» **Short problem**: Copy out every record below with complete accuracy.

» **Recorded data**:
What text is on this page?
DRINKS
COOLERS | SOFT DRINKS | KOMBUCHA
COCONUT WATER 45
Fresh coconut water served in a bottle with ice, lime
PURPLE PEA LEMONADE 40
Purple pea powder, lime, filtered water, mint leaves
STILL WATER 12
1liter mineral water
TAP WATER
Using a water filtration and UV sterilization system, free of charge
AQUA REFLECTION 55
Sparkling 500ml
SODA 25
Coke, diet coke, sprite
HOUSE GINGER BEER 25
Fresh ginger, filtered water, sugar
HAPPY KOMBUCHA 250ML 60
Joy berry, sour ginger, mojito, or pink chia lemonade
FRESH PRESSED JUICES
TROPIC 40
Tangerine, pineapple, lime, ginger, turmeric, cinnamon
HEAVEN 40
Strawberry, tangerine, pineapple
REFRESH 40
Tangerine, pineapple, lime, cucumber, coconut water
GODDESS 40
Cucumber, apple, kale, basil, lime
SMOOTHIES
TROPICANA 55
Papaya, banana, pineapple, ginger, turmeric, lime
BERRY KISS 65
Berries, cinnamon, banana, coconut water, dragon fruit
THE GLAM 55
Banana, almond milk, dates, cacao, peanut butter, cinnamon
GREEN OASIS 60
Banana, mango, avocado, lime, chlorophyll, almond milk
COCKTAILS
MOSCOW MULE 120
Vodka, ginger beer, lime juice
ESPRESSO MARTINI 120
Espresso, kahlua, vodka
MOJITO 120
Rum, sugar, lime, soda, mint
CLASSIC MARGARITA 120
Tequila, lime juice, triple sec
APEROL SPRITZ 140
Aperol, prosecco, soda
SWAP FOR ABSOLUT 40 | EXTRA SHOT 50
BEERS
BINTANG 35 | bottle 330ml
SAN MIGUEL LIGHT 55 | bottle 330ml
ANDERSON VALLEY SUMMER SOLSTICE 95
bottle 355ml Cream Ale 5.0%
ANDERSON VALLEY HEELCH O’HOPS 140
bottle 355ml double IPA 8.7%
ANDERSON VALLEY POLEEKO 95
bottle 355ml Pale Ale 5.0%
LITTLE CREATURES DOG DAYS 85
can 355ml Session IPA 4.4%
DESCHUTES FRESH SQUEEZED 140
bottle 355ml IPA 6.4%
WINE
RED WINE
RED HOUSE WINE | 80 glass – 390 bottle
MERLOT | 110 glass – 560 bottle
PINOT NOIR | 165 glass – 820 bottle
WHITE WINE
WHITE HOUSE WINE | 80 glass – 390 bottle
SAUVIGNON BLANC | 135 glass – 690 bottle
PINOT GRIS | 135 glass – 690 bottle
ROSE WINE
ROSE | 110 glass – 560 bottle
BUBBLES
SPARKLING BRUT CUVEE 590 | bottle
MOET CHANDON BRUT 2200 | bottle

» **Task output**:
What text is on this page?
DRINKS
COOLERS | SOFT DRINKS | KOMBUCHA
COCONUT WATER 45
Fresh coconut water served in a bottle with ice, lime
PURPLE PEA LEMONADE 40
Purple pea powder, lime, filtered water, mint leaves
STILL WATER 12
1liter mineral water
TAP WATER
Using a water filtration and UV sterilization system, free of charge
AQUA REFLECTION 55
Sparkling 500ml
SODA 25
Coke, diet coke, sprite
HOUSE GINGER BEER 25
Fresh ginger, filtered water, sugar
HAPPY KOMBUCHA 250ML 60
Joy berry, sour ginger, mojito, or pink chia lemonade
FRESH PRESSED JUICES
TROPIC 40
Tangerine, pineapple, lime, ginger, turmeric, cinnamon
HEAVEN 40
Strawberry, tangerine, pineapple
REFRESH 40
Tangerine, pineapple, lime, cucumber, coconut water
GODDESS 40
Cucumber, apple, kale, basil, lime
SMOOTHIES
TROPICANA 55
Papaya, banana, pineapple, ginger, turmeric, lime
BERRY KISS 65
Berries, cinnamon, banana, coconut water, dragon fruit
THE GLAM 55
Banana, almond milk, dates, cacao, peanut butter, cinnamon
GREEN OASIS 60
Banana, mango, avocado, lime, chlorophyll, almond milk
COCKTAILS
MOSCOW MULE 120
Vodka, ginger beer, lime juice
ESPRESSO MARTINI 120
Espresso, kahlua, vodka
MOJITO 120
Rum, sugar, lime, soda, mint
CLASSIC MARGARITA 120
Tequila, lime juice, triple sec
APEROL SPRITZ 140
Aperol, prosecco, soda
SWAP FOR ABSOLUT 40 | EXTRA SHOT 50
BEERS
BINTANG 35 | bottle 330ml
SAN MIGUEL LIGHT 55 | bottle 330ml
ANDERSON VALLEY SUMMER SOLSTICE 95
bottle 355ml Cream Ale 5.0%
ANDERSON VALLEY HEELCH O’HOPS 140
bottle 355ml double IPA 8.7%
ANDERSON VALLEY POLEEKO 95
bottle 355ml Pale Ale 5.0%
LITTLE CREATURES DOG DAYS 85
can 355ml Session IPA 4.4%
DESCHUTES FRESH SQUEEZED 140
bottle 355ml IPA 6.4%
WINE
RED WINE
RED HOUSE WINE | 80 glass – 390 bottle
MERLOT | 110 glass – 560 bottle
PINOT NOIR | 165 glass – 820 bottle
WHITE WINE
WHITE HOUSE WINE | 80 glass – 390 bottle
SAUVIGNON BLANC | 135 glass – 690 bottle
PINOT GRIS | 135 glass – 690 bottle
ROSE WINE
ROSE | 110 glass – 560 bottle
BUBBLES
SPARKLING BRUT CUVEE 590 | bottle
MOET CHANDON BRUT 2200 | bottle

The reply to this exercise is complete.